DO THIS -
Output every entry exactly as given.

Start

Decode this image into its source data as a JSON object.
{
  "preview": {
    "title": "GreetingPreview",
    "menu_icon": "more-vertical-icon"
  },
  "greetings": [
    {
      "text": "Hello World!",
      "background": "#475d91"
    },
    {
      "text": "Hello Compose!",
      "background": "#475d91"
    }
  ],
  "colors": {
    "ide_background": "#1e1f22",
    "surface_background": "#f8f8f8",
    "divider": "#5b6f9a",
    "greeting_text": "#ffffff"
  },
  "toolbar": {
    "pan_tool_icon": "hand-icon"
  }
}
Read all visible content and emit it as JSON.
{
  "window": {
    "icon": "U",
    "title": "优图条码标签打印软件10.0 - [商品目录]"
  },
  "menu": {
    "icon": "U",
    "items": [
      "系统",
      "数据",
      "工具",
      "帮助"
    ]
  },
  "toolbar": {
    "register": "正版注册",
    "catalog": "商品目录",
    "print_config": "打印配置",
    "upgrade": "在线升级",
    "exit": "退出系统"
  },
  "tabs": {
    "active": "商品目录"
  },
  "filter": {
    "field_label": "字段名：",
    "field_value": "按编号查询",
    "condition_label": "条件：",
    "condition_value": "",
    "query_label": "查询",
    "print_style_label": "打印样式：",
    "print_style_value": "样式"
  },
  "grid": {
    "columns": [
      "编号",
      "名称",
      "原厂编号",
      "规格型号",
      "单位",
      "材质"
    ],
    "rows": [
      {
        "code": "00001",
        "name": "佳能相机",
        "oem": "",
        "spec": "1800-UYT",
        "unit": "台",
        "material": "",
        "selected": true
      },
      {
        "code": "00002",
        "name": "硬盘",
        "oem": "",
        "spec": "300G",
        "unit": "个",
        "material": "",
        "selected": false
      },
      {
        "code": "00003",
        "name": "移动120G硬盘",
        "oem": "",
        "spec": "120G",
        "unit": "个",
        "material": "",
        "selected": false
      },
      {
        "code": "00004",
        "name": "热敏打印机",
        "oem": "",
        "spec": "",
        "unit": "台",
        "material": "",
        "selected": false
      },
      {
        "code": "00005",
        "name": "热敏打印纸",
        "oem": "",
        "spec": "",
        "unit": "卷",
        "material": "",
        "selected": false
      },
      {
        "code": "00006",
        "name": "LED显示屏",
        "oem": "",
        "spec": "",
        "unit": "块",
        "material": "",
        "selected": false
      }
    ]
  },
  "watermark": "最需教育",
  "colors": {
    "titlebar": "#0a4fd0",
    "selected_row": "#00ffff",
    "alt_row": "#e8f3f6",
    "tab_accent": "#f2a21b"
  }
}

End

RESULT FOR THIS EXERCISE -
Decode this image into its source data as a JSON object.
{
  "preview": {
    "title": "GreetingPreview",
    "menu_icon": "more-vertical-icon"
  },
  "greetings": [
    {
      "text": "Hello World!",
      "background": "#475d91"
    },
    {
      "text": "Hello Compose!",
      "background": "#475d91"
    }
  ],
  "colors": {
    "ide_background": "#1e1f22",
    "surface_background": "#f8f8f8",
    "divider": "#5b6f9a",
    "greeting_text": "#ffffff"
  },
  "toolbar": {
    "pan_tool_icon": "hand-icon"
  }
}
Read all visible content and emit it as JSON.
{
  "window": {
    "icon": "U",
    "title": "优图条码标签打印软件10.0 - [商品目录]"
  },
  "menu": {
    "icon": "U",
    "items": [
      "系统",
      "数据",
      "工具",
      "帮助"
    ]
  },
  "toolbar": {
    "register": "正版注册",
    "catalog": "商品目录",
    "print_config": "打印配置",
    "upgrade": "在线升级",
    "exit": "退出系统"
  },
  "tabs": {
    "active": "商品目录"
  },
  "filter": {
    "field_label": "字段名：",
    "field_value": "按编号查询",
    "condition_label": "条件：",
    "condition_value": "",
    "query_label": "查询",
    "print_style_label": "打印样式：",
    "print_style_value": "样式"
  },
  "grid": {
    "columns": [
      "编号",
      "名称",
      "原厂编号",
      "规格型号",
      "单位",
      "材质"
    ],
    "rows": [
      {
        "code": "00001",
        "name": "佳能相机",
        "oem": "",
        "spec": "1800-UYT",
        "unit": "台",
        "material": "",
        "selected": true
      },
      {
        "code": "00002",
        "name": "硬盘",
        "oem": "",
        "spec": "300G",
        "unit": "个",
        "material": "",
        "selected": false
      },
      {
        "code": "00003",
        "name": "移动120G硬盘",
        "oem": "",
        "spec": "120G",
        "unit": "个",
        "material": "",
        "selected": false
      },
      {
        "code": "00004",
        "name": "热敏打印机",
        "oem": "",
        "spec": "",
        "unit": "台",
        "material": "",
        "selected": false
      },
      {
        "code": "00005",
        "name": "热敏打印纸",
        "oem": "",
        "spec": "",
        "unit": "卷",
        "material": "",
        "selected": false
      },
      {
        "code": "00006",
        "name": "LED显示屏",
        "oem": "",
        "spec": "",
        "unit": "块",
        "material": "",
        "selected": false
      }
    ]
  },
  "watermark": "最需教育",
  "colors": {
    "titlebar": "#0a4fd0",
    "selected_row": "#00ffff",
    "alt_row": "#e8f3f6",
    "tab_accent": "#f2a21b"
  }
}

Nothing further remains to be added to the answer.